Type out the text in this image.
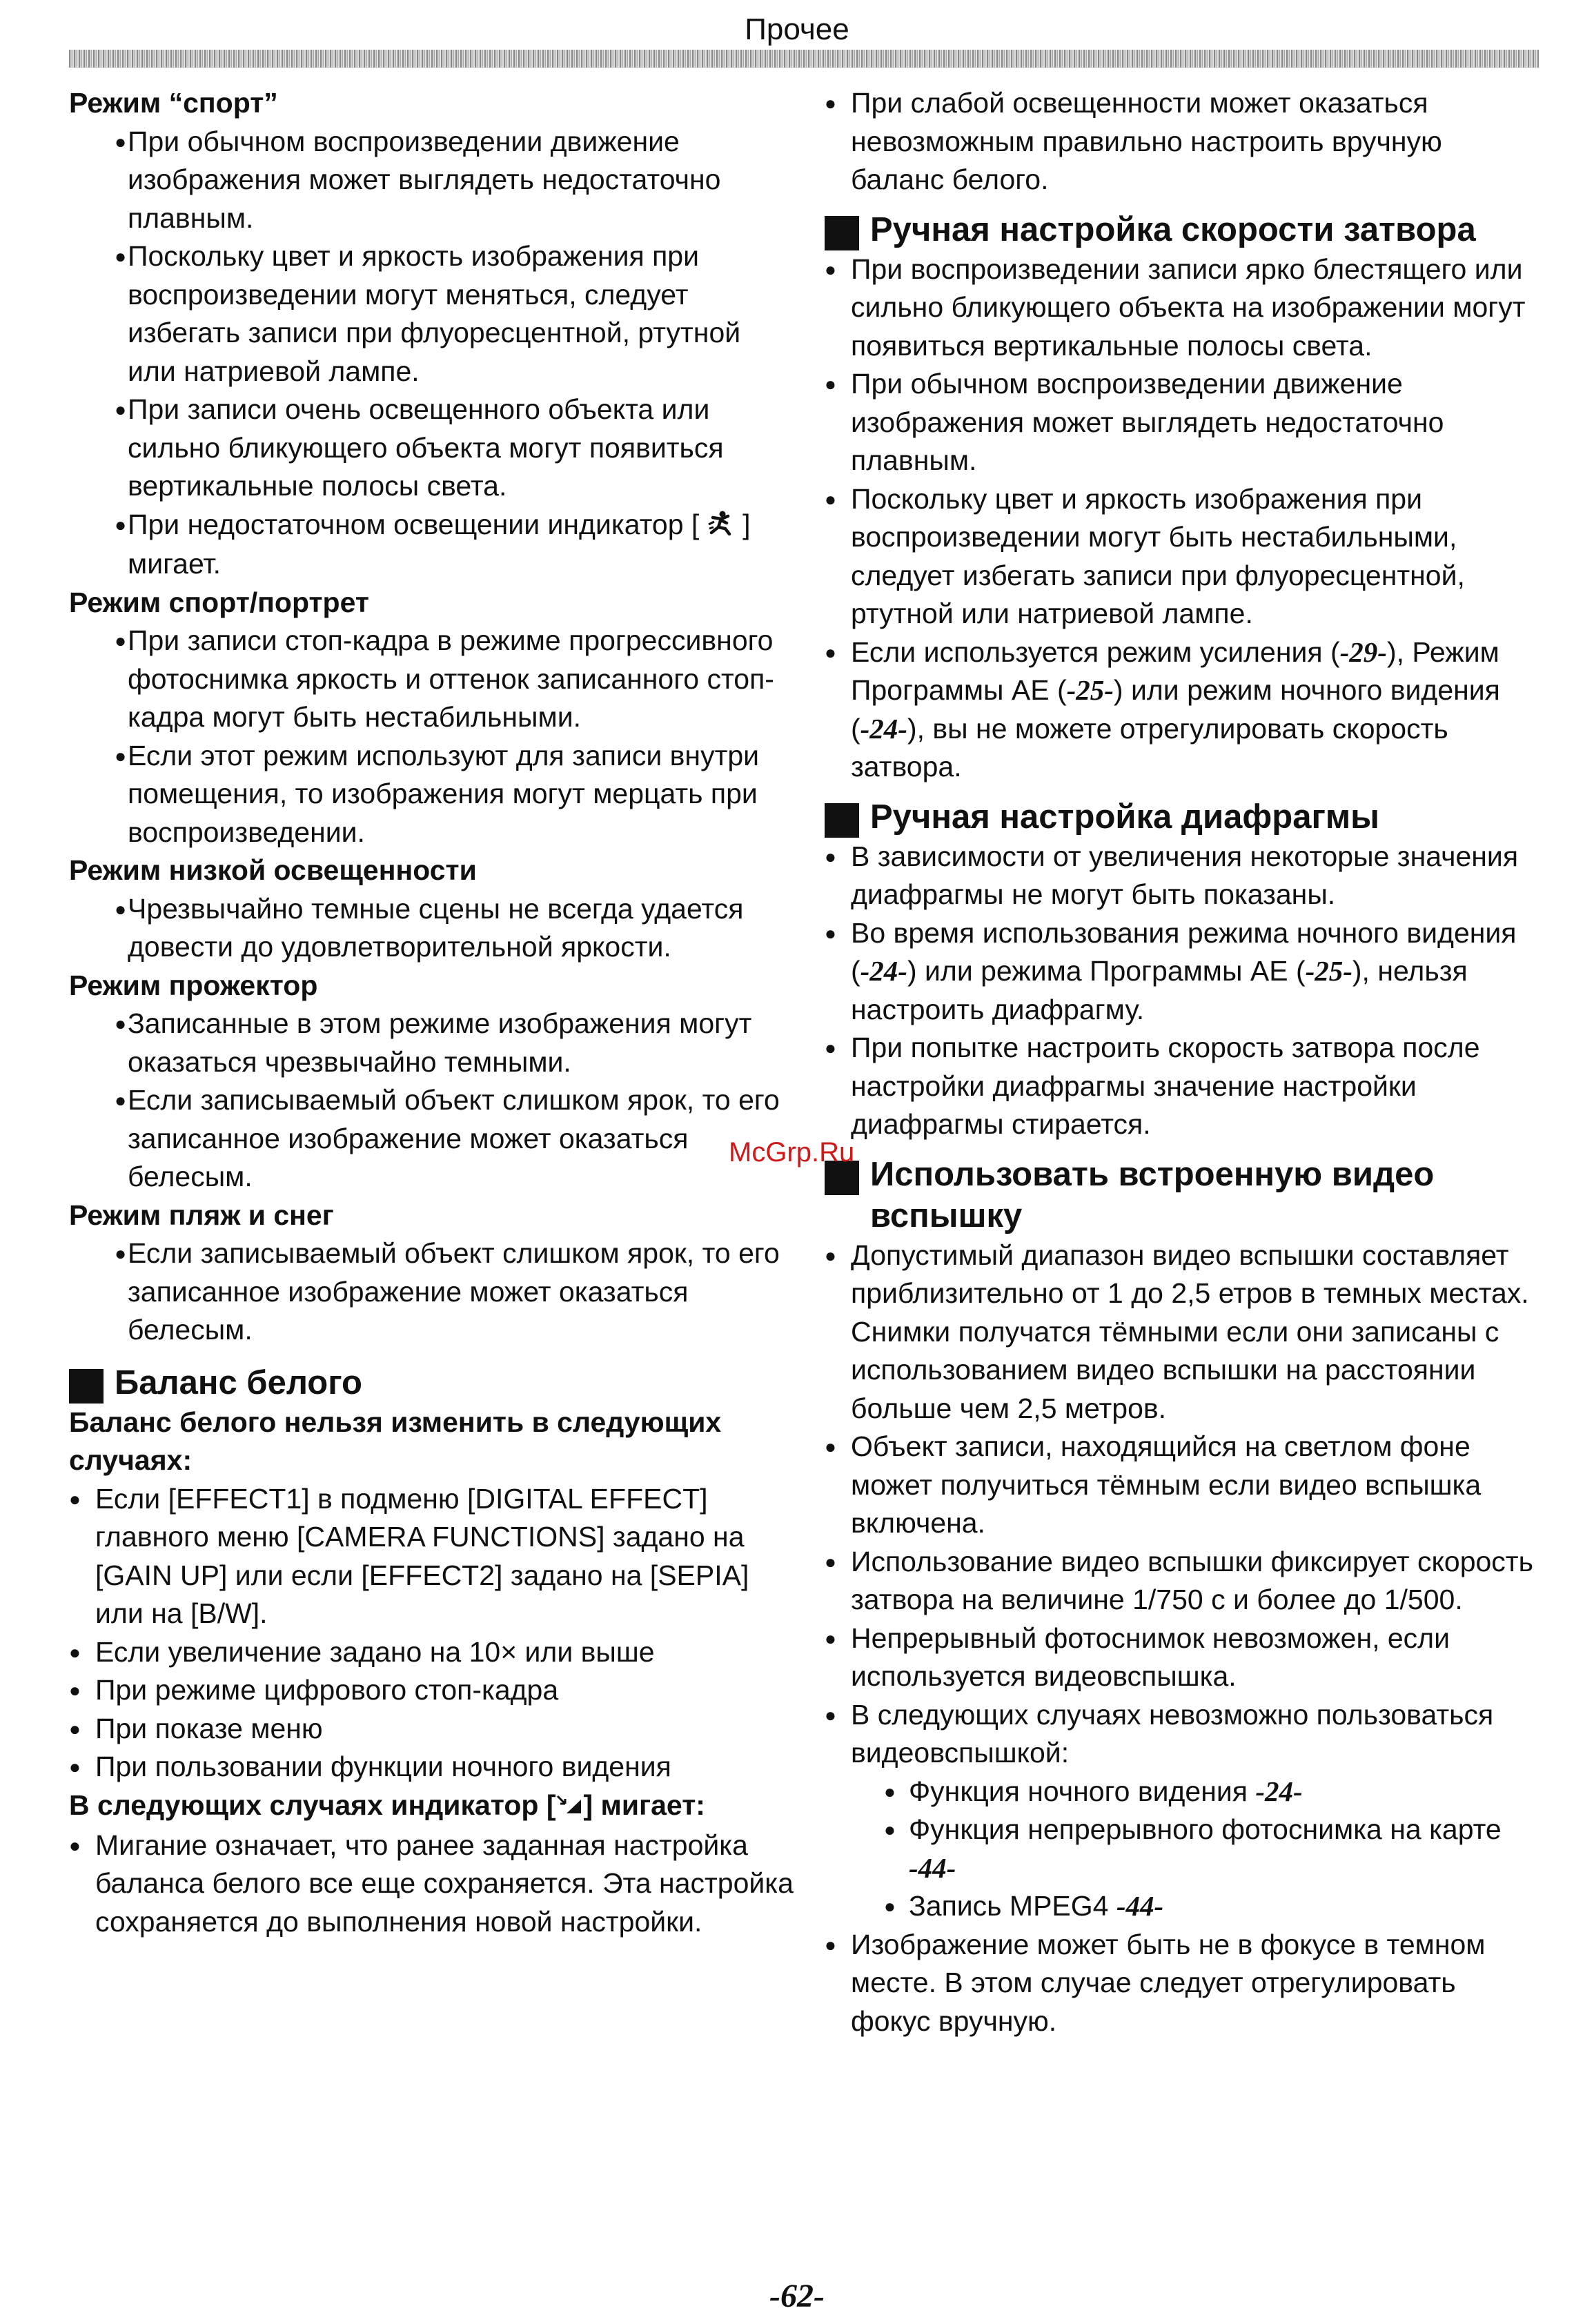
Прочее

Режим “спорт”

● При обычном воспроизведении движение изображения может выглядеть недостаточно плавным.
● Поскольку цвет и яркость изображения при воспроизведении могут меняться, следует избегать записи при флуоресцентной, ртутной или натриевой лампе.
● При записи очень освещенного объекта или сильно бликующего объекта могут появиться вертикальные полосы света.
● При недостаточном освещении индикатор [ ] мигает.

Режим спорт/портрет

● При записи стоп-кадра в режиме прогрессивного фотоснимка яркость и оттенок записанного стоп-кадра могут быть нестабильными.
● Если этот режим используют для записи внутри помещения, то изображения могут мерцать при воспроизведении.

Режим низкой освещенности

● Чрезвычайно темные сцены не всегда удается довести до удовлетворительной яркости.

Режим прожектор

● Записанные в этом режиме изображения могут оказаться чрезвычайно темными.
● Если записываемый объект слишком ярок, то его записанное изображение может оказаться белесым.

Режим пляж и снег

● Если записываемый объект слишком ярок, то его записанное изображение может оказаться белесым.
Баланс белого

Баланс белого нельзя изменить в следующих случаях:

● Если [EFFECT1] в подменю [DIGITAL EFFECT] главного меню [CAMERA FUNCTIONS] задано на [GAIN UP] или если [EFFECT2] задано на [SEPIA] или на [B/W].
● Если увеличение задано на 10× или выше
● При режиме цифрового стоп-кадра
● При показе меню
● При пользовании функции ночного видения

В следующих случаях индикатор [ ] мигает:

● Мигание означает, что ранее заданная настройка баланса белого все еще сохраняется. Эта настройка сохраняется до выполнения новой настройки.
● При слабой освещенности может оказаться невозможным правильно настроить вручную баланс белого.
Ручная настройка скорости затвора
● При воспроизведении записи ярко блестящего или сильно бликующего объекта на изображении могут появиться вертикальные полосы света.
● При обычном воспроизведении движение изображения может выглядеть недостаточно плавным.
● Поскольку цвет и яркость изображения при воспроизведении могут быть нестабильными, следует избегать записи при флуоресцентной, ртутной или натриевой лампе.
● Если используется режим усиления (-29-), Режим Программы АЕ (-25-) или режим ночного видения (-24-), вы не можете отрегулировать скорость затвора.
Ручная настройка диафрагмы
● В зависимости от увеличения некоторые значения диафрагмы не могут быть показаны.
● Во время использования режима ночного видения (-24-) или режима Программы АЕ (-25-), нельзя настроить диафрагму.
● При попытке настроить скорость затвора после настройки диафрагмы значение настройки диафрагмы стирается.
Использовать встроенную видео вспышку
● Допустимый диапазон видео вспышки составляет приблизительно от 1 до 2,5 етров в темных местах. Снимки получатся тёмными если они записаны с использованием видео вспышки на расстоянии больше чем 2,5 метров.
● Объект записи, находящийся на светлом фоне может получиться тёмным если видео вспышка включена.
● Использование видео вспышки фиксирует скорость затвора на величине 1/750 с и более до 1/500.
● Непрерывный фотоснимок невозможен, если используется видеовспышка.
● В следующих случаях невозможно пользоваться видеовспышкой:
● Функция ночного видения -24-
● Функция непрерывного фотоснимка на карте -44-
● Запись MPEG4 -44-
● Изображение может быть не в фокусе в темном месте. В этом случае следует отрегулировать фокус вручную.
McGrp.Ru
-62-
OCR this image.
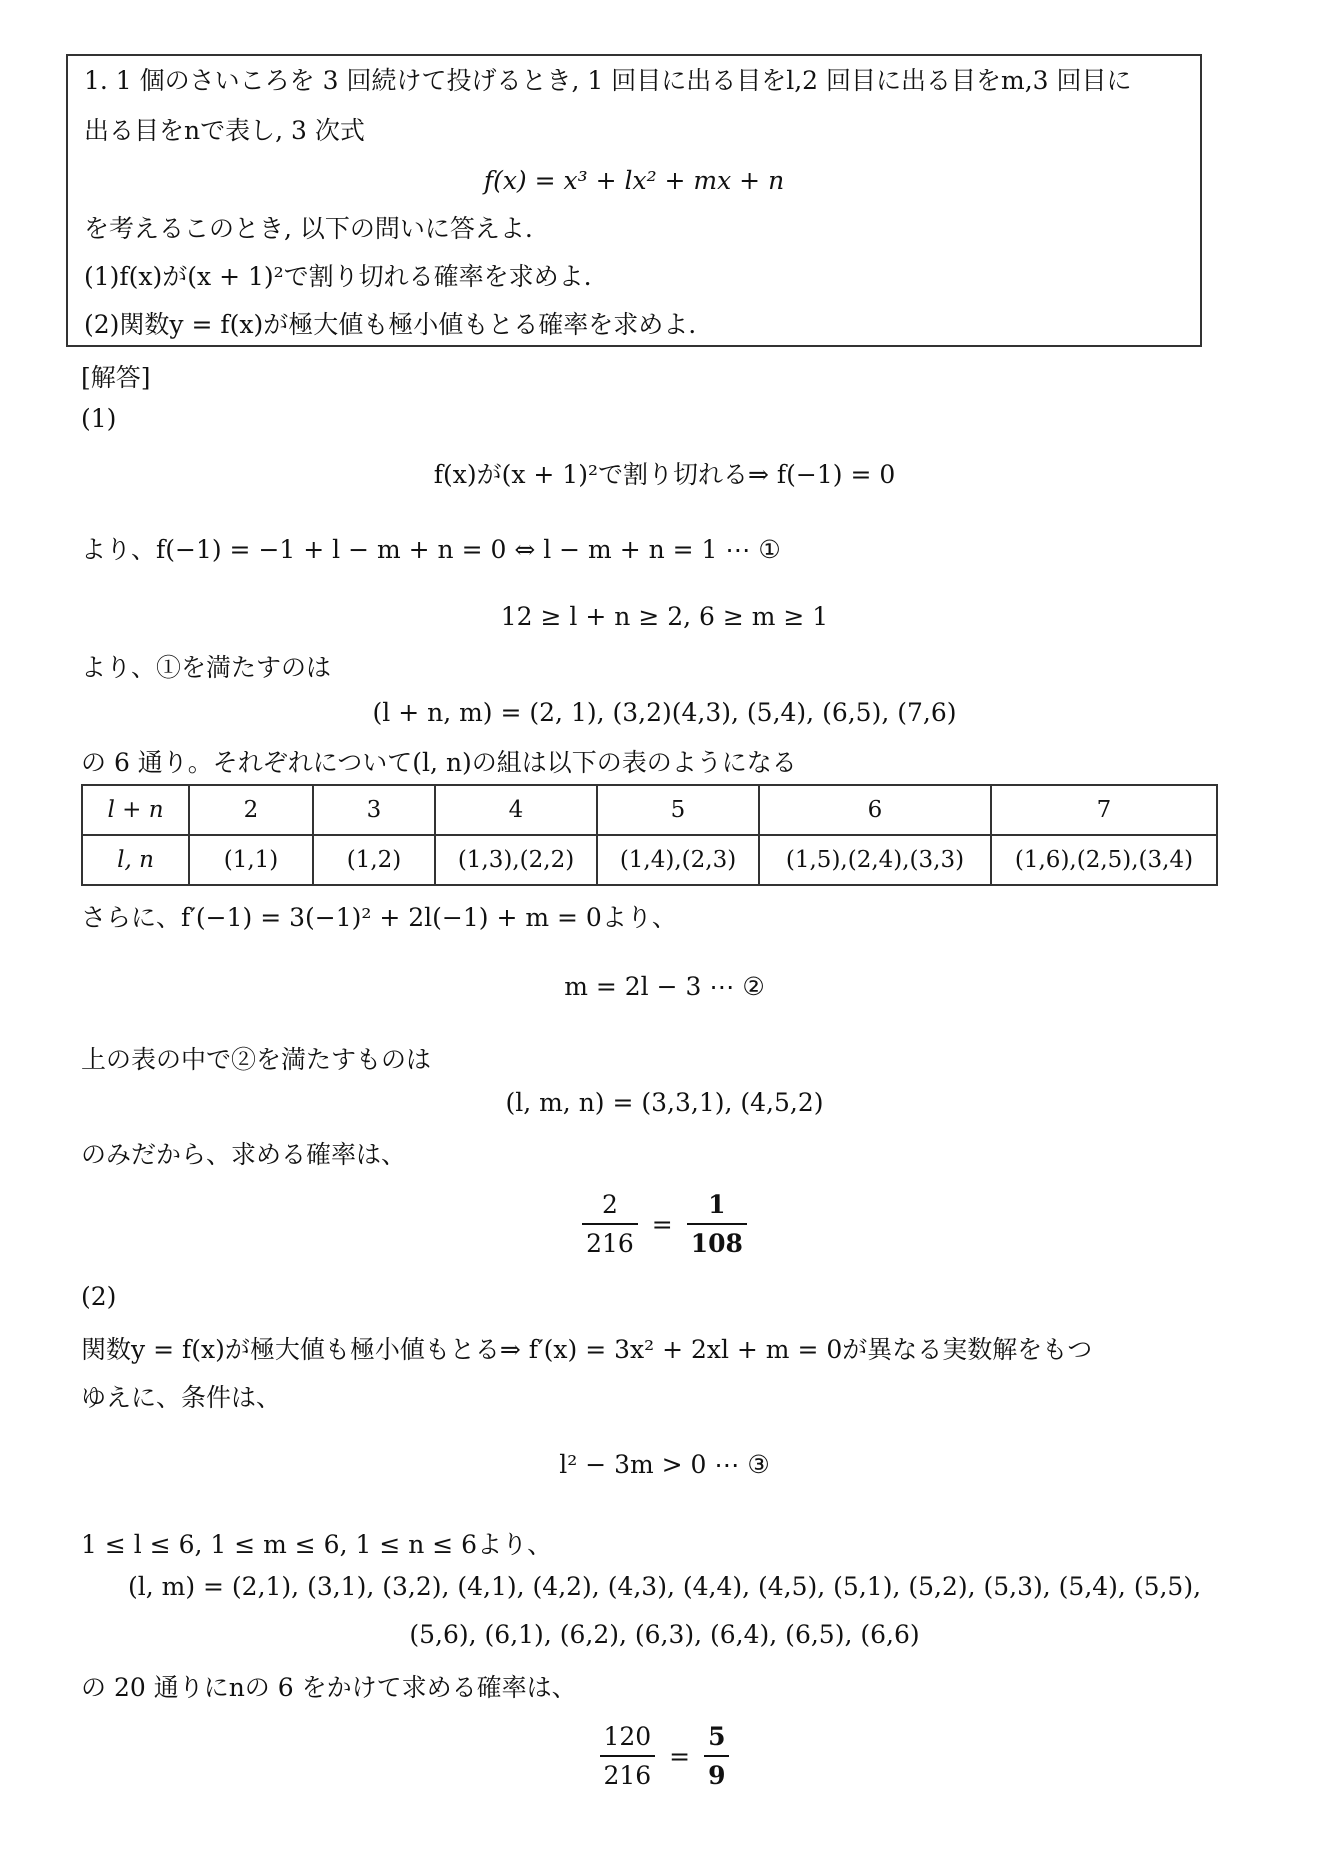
1. 1 個のさいころを 3 回続けて投げるとき, 1 回目に出る目をl,2 回目に出る目をm,3 回目に
出る目をnで表し, 3 次式
f(x) = x³ + lx² + mx + n
を考えるこのとき, 以下の問いに答えよ.
(1)f(x)が(x + 1)²で割り切れる確率を求めよ.
(2)関数y = f(x)が極大値も極小値もとる確率を求めよ.
[解答]
(1)
f(x)が(x + 1)²で割り切れる⇒ f(−1) = 0
より、f(−1) = −1 + l − m + n = 0 ⇔ l − m + n = 1 ⋯ ①
12 ≥ l + n ≥ 2, 6 ≥ m ≥ 1
より、①を満たすのは
(l + n, m) = (2, 1), (3,2)(4,3), (5,4), (6,5), (7,6)
の 6 通り。それぞれについて(l, n)の組は以下の表のようになる
l + n	2	3	4	5	6	7
l, n	(1,1)	(1,2)	(1,3),(2,2)	(1,4),(2,3)	(1,5),(2,4),(3,3)	(1,6),(2,5),(3,4)
さらに、f′(−1) = 3(−1)² + 2l(−1) + m = 0より、
m = 2l − 3 ⋯ ②
上の表の中で②を満たすものは
(l, m, n) = (3,3,1), (4,5,2)
のみだから、求める確率は、
$\frac{2}{216} = \frac{1}{108}$
(2)
関数y = f(x)が極大値も極小値もとる⇒ f′(x) = 3x² + 2xl + m = 0が異なる実数解をもつ
ゆえに、条件は、
l² − 3m > 0 ⋯ ③
1 ≤ l ≤ 6, 1 ≤ m ≤ 6, 1 ≤ n ≤ 6より、
(l, m) = (2,1), (3,1), (3,2), (4,1), (4,2), (4,3), (4,4), (4,5), (5,1), (5,2), (5,3), (5,4), (5,5),
(5,6), (6,1), (6,2), (6,3), (6,4), (6,5), (6,6)
の 20 通りにnの 6 をかけて求める確率は、
$\frac{120}{216} = \frac{5}{9}$
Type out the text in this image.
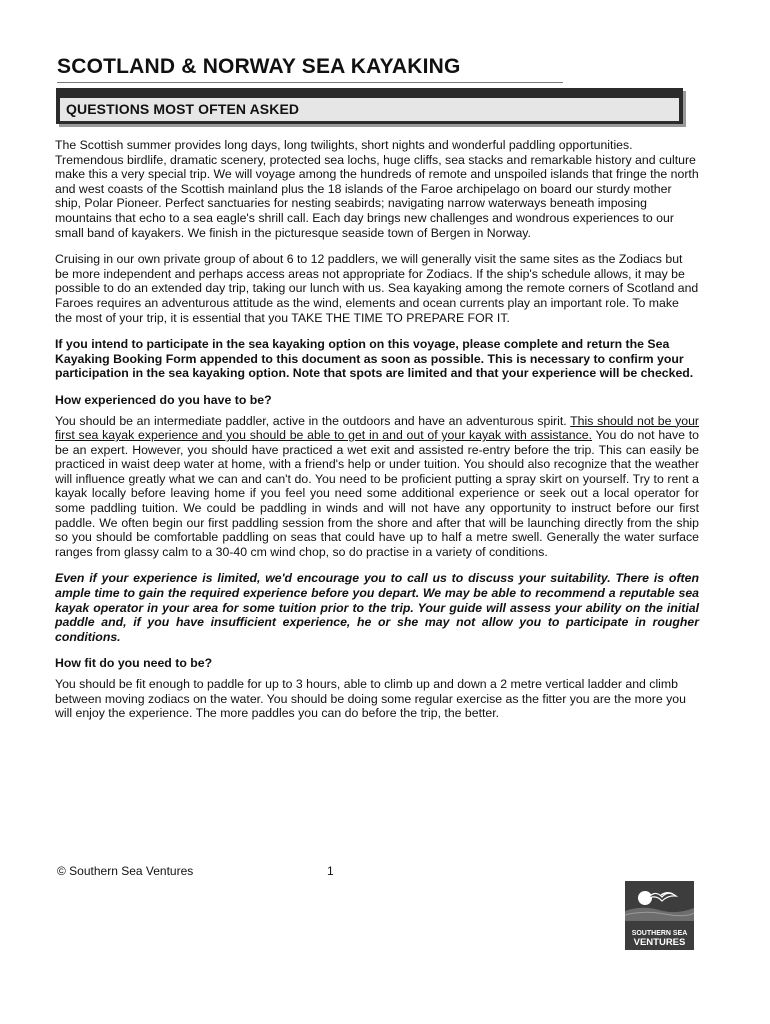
SCOTLAND & NORWAY SEA KAYAKING
QUESTIONS MOST OFTEN ASKED

The Scottish summer provides long days, long twilights, short nights and wonderful paddling opportunities. Tremendous birdlife, dramatic scenery, protected sea lochs, huge cliffs, sea stacks and remarkable history and culture make this a very special trip. We will voyage among the hundreds of remote and unspoiled islands that fringe the north and west coasts of the Scottish mainland plus the 18 islands of the Faroe archipelago on board our sturdy mother ship, Polar Pioneer. Perfect sanctuaries for nesting seabirds; navigating narrow waterways beneath imposing mountains that echo to a sea eagle's shrill call. Each day brings new challenges and wondrous experiences to our small band of kayakers. We finish in the picturesque seaside town of Bergen in Norway.

Cruising in our own private group of about 6 to 12 paddlers, we will generally visit the same sites as the Zodiacs but be more independent and perhaps access areas not appropriate for Zodiacs. If the ship's schedule allows, it may be possible to do an extended day trip, taking our lunch with us. Sea kayaking among the remote corners of Scotland and Faroes requires an adventurous attitude as the wind, elements and ocean currents play an important role. To make the most of your trip, it is essential that you TAKE THE TIME TO PREPARE FOR IT.

If you intend to participate in the sea kayaking option on this voyage, please complete and return the Sea Kayaking Booking Form appended to this document as soon as possible. This is necessary to confirm your participation in the sea kayaking option. Note that spots are limited and that your experience will be checked.

How experienced do you have to be?

You should be an intermediate paddler, active in the outdoors and have an adventurous spirit. This should not be your first sea kayak experience and you should be able to get in and out of your kayak with assistance. You do not have to be an expert. However, you should have practiced a wet exit and assisted re-entry before the trip. This can easily be practiced in waist deep water at home, with a friend's help or under tuition. You should also recognize that the weather will influence greatly what we can and can't do. You need to be proficient putting a spray skirt on yourself. Try to rent a kayak locally before leaving home if you feel you need some additional experience or seek out a local operator for some paddling tuition. We could be paddling in winds and will not have any opportunity to instruct before our first paddle. We often begin our first paddling session from the shore and after that will be launching directly from the ship so you should be comfortable paddling on seas that could have up to half a metre swell. Generally the water surface ranges from glassy calm to a 30-40 cm wind chop, so do practise in a variety of conditions.

Even if your experience is limited, we'd encourage you to call us to discuss your suitability. There is often ample time to gain the required experience before you depart. We may be able to recommend a reputable sea kayak operator in your area for some tuition prior to the trip. Your guide will assess your ability on the initial paddle and, if you have insufficient experience, he or she may not allow you to participate in rougher conditions.

How fit do you need to be?

You should be fit enough to paddle for up to 3 hours, able to climb up and down a 2 metre vertical ladder and climb between moving zodiacs on the water. You should be doing some regular exercise as the fitter you are the more you will enjoy the experience. The more paddles you can do before the trip, the better.

© Southern Sea Ventures	1
SOUTHERN SEA
VENTURES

**EXERCISE DIRECTIONS**
Select and copy every line from the records that includes the word "мигает".

**RESPONSE TO THE EXERCISE**
● При недостаточном освещении индикатор [ ] мигает.
В следующих случаях индикатор [ ] мигает:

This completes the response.